Aim: Reproduce the data below in full and exclude every picture.

## start

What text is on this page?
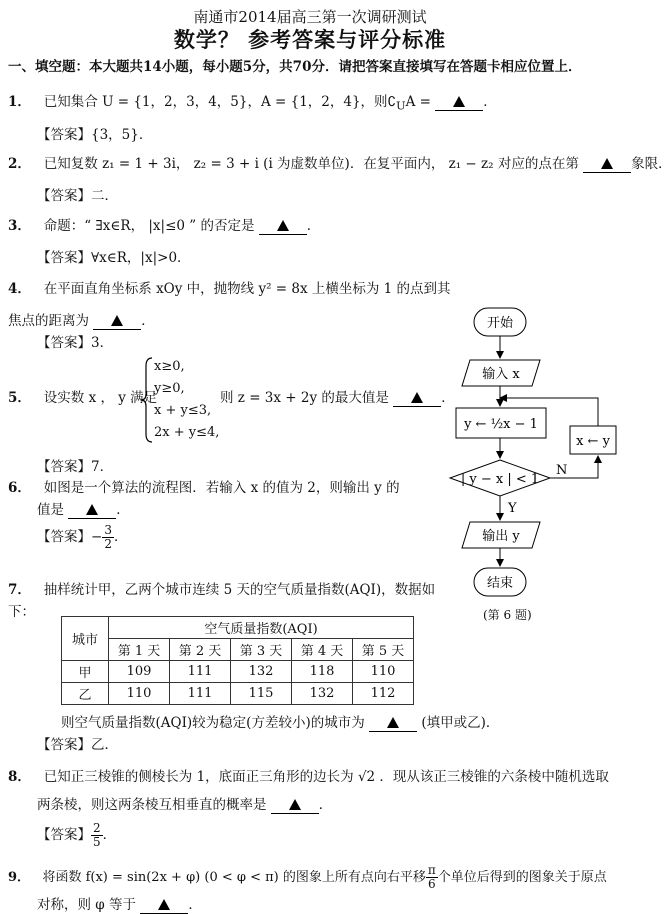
南通市2014届高三第一次调研测试
数学？ 参考答案与评分标准
一、填空题：本大题共14小题，每小题5分，共70分．请把答案直接填写在答题卡相应位置上．
1． 已知集合 U = {1，2，3，4，5}，A = {1，2，4}，则$∁_UA$ =	．
【答案】{3，5}．
2． 已知复数 z₁ = 1 + 3i， z₂ = 3 + i (i 为虚数单位)．在复平面内， z₁ − z₂ 对应的点在第	象限．
【答案】二．
3． 命题：“ ∃x∈R， |x|≤0 ” 的否定是	．
【答案】∀x∈R，|x|>0．
4． 在平面直角坐标系 xOy 中，抛物线 y² = 8x 上横坐标为 1 的点到其
焦点的距离为	．
【答案】3．
5． 设实数 x ， y 满足
x≥0,
y≥0,
x + y≤3,
2x + y≤4,
则 z = 3x + 2y 的最大值是	．
【答案】7．
6． 如图是一个算法的流程图．若输入 x 的值为 2，则输出 y 的
值是	．
【答案】− $\frac{3}{2}$ ．
7． 抽样统计甲，乙两个城市连续 5 天的空气质量指数(AQI)，数据如
下：
城市	空气质量指数(AQI)				
	第 1 天	第 2 天	第 3 天	第 4 天	第 5 天
甲	109	111	132	118	110
乙	110	111	115	132	112
则空气质量指数(AQI)较为稳定(方差较小)的城市为	(填甲或乙)．
【答案】乙．
8． 已知正三棱锥的侧棱长为 1，底面正三角形的边长为 √2 ．现从该正三棱锥的六条棱中随机选取
两条棱，则这两条棱互相垂直的概率是	．
【答案】 $\frac{2}{5}$ ．
9． 将函数 f(x) = sin(2x + φ) (0 < φ < π) 的图象上所有点向右平移 $\frac{\pi}{6}$ 个单位后得到的图象关于原点
对称，则 φ 等于	．
开始
输入 x
y ← ½x − 1
| y − x | < 1
Y
N
x ← y
输出 y
结束
(第 6 题)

## end

Exercise answer:
What text is on this page?
南通市2014届高三第一次调研测试
数学？ 参考答案与评分标准
一、填空题：本大题共14小题，每小题5分，共70分．请把答案直接填写在答题卡相应位置上．
1． 已知集合 U = {1，2，3，4，5}，A = {1，2，4}，则$∁_UA$ =	．
【答案】{3，5}．
2． 已知复数 z₁ = 1 + 3i， z₂ = 3 + i (i 为虚数单位)．在复平面内， z₁ − z₂ 对应的点在第	象限．
【答案】二．
3． 命题：“ ∃x∈R， |x|≤0 ” 的否定是	．
【答案】∀x∈R，|x|>0．
4． 在平面直角坐标系 xOy 中，抛物线 y² = 8x 上横坐标为 1 的点到其
焦点的距离为	．
【答案】3．
5． 设实数 x ， y 满足
x≥0,
y≥0,
x + y≤3,
2x + y≤4,
则 z = 3x + 2y 的最大值是	．
【答案】7．
6． 如图是一个算法的流程图．若输入 x 的值为 2，则输出 y 的
值是	．
【答案】− $\frac{3}{2}$ ．
7． 抽样统计甲，乙两个城市连续 5 天的空气质量指数(AQI)，数据如
下：
城市	空气质量指数(AQI)				
	第 1 天	第 2 天	第 3 天	第 4 天	第 5 天
甲	109	111	132	118	110
乙	110	111	115	132	112
则空气质量指数(AQI)较为稳定(方差较小)的城市为	(填甲或乙)．
【答案】乙．
8． 已知正三棱锥的侧棱长为 1，底面正三角形的边长为 √2 ．现从该正三棱锥的六条棱中随机选取
两条棱，则这两条棱互相垂直的概率是	．
【答案】 $\frac{2}{5}$ ．
9． 将函数 f(x) = sin(2x + φ) (0 < φ < π) 的图象上所有点向右平移 $\frac{\pi}{6}$ 个单位后得到的图象关于原点
对称，则 φ 等于	．
开始
输入 x
y ← ½x − 1
| y − x | < 1
Y
N
x ← y
输出 y
结束
(第 6 题)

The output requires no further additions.